**Requirement**: Establish how many lines in the material include the string "screenshot" and report it as a lone number.

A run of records
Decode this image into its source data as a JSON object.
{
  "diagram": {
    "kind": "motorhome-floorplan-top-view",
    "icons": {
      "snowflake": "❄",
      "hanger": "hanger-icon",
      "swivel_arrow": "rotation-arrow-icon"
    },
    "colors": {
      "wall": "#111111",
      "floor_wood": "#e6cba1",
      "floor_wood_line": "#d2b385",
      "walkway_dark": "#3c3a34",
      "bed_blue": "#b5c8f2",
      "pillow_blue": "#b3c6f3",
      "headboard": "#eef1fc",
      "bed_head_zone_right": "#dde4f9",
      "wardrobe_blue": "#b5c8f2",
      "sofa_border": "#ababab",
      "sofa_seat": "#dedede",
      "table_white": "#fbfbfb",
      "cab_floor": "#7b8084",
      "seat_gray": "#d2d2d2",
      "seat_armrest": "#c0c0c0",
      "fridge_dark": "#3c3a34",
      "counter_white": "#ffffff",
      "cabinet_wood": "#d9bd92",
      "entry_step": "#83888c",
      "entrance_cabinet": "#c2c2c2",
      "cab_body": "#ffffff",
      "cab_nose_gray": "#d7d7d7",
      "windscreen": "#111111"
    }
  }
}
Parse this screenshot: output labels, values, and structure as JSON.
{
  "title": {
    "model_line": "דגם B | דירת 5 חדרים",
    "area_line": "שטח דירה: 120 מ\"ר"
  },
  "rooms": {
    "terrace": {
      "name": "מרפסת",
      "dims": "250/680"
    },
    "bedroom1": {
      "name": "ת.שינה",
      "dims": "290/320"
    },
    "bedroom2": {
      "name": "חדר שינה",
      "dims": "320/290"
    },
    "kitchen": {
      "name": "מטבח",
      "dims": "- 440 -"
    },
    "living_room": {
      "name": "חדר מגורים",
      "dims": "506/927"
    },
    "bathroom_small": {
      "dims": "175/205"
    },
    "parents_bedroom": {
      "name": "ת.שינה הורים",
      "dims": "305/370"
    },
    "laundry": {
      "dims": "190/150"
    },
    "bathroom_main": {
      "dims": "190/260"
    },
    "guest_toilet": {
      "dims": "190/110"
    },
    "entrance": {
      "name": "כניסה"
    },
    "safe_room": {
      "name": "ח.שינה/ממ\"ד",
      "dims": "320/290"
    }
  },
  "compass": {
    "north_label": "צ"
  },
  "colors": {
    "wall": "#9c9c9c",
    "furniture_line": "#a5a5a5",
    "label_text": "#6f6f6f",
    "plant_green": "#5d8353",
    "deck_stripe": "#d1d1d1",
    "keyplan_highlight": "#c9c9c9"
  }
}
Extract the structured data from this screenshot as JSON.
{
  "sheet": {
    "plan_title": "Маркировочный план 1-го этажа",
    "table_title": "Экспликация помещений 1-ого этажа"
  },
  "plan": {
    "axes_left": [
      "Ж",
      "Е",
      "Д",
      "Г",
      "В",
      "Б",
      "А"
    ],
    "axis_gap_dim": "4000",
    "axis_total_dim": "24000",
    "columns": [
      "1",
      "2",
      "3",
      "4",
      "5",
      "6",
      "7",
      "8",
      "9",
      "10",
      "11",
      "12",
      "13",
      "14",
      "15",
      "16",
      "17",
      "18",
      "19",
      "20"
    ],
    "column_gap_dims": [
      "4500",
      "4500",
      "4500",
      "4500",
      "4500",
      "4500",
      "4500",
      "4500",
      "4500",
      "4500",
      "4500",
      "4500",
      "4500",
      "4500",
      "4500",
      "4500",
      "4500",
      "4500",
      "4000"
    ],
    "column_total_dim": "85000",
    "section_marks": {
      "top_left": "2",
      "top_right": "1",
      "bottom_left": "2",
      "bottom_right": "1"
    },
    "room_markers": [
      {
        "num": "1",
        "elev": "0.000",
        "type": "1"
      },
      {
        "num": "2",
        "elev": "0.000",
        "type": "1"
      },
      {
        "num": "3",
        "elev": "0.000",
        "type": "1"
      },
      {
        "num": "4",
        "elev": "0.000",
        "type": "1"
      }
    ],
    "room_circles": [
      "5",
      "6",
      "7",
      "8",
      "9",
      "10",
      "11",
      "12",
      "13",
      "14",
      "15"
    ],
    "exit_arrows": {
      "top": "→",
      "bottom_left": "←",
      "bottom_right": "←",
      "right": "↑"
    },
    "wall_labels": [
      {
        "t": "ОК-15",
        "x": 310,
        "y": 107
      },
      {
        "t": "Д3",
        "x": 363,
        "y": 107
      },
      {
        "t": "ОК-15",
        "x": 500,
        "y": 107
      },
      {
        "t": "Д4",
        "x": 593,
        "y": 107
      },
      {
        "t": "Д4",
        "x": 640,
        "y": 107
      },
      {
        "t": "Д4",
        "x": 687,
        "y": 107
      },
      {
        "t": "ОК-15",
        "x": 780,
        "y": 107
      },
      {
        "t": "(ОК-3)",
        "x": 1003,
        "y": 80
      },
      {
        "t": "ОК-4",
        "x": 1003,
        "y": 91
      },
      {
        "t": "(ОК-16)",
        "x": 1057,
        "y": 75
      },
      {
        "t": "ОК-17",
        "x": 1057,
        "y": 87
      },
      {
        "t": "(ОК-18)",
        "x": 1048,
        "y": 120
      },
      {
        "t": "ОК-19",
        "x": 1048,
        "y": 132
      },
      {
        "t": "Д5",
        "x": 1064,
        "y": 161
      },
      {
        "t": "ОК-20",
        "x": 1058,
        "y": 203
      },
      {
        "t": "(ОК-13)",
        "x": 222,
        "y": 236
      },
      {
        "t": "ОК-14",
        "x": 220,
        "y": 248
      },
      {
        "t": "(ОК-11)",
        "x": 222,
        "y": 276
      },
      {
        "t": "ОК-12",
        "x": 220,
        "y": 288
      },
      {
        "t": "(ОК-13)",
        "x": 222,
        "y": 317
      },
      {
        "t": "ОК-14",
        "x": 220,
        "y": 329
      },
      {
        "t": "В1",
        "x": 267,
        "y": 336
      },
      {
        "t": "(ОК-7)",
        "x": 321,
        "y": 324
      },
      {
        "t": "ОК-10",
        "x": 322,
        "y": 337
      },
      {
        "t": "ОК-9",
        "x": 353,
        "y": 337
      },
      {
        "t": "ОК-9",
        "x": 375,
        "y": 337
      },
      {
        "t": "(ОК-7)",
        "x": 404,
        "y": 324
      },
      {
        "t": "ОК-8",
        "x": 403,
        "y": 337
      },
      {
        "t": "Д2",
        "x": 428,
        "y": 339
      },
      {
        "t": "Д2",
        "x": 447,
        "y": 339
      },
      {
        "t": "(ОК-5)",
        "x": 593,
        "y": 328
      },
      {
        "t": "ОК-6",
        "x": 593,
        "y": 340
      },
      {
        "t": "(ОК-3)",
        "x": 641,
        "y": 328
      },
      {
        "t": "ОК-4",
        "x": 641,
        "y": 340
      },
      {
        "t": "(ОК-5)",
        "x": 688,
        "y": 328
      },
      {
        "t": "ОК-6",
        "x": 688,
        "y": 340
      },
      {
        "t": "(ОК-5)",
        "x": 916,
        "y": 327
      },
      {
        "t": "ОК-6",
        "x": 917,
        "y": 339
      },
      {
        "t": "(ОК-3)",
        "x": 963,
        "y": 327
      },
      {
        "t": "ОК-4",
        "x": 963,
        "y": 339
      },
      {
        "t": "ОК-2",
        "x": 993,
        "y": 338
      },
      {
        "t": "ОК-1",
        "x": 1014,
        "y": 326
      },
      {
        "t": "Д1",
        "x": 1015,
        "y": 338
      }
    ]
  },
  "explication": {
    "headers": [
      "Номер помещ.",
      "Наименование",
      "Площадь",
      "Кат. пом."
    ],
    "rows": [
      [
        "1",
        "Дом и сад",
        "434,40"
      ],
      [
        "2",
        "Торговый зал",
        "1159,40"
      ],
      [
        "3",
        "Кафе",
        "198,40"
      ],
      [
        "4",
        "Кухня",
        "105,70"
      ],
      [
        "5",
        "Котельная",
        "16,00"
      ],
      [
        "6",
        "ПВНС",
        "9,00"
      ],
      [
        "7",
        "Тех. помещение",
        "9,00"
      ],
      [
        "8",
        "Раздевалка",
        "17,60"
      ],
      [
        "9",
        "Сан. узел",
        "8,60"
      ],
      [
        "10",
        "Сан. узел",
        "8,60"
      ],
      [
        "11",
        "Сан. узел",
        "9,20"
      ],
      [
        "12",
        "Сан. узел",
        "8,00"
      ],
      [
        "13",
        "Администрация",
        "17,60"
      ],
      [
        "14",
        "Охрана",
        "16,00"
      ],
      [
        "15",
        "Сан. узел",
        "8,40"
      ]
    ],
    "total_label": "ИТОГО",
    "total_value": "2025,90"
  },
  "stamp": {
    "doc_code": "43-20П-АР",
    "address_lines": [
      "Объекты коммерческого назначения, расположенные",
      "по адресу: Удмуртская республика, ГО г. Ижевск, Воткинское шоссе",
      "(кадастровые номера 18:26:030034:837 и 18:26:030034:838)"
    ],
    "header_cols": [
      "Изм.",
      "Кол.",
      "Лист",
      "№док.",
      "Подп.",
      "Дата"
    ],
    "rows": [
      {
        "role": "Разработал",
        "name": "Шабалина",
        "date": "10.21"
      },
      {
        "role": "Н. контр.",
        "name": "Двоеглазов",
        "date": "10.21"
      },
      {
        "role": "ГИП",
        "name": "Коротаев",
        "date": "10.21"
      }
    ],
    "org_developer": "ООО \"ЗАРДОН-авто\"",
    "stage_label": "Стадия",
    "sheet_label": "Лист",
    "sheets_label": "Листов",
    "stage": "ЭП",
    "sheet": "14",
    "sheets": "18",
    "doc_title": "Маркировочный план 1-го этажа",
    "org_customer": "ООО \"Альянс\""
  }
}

**Exercise result**: 2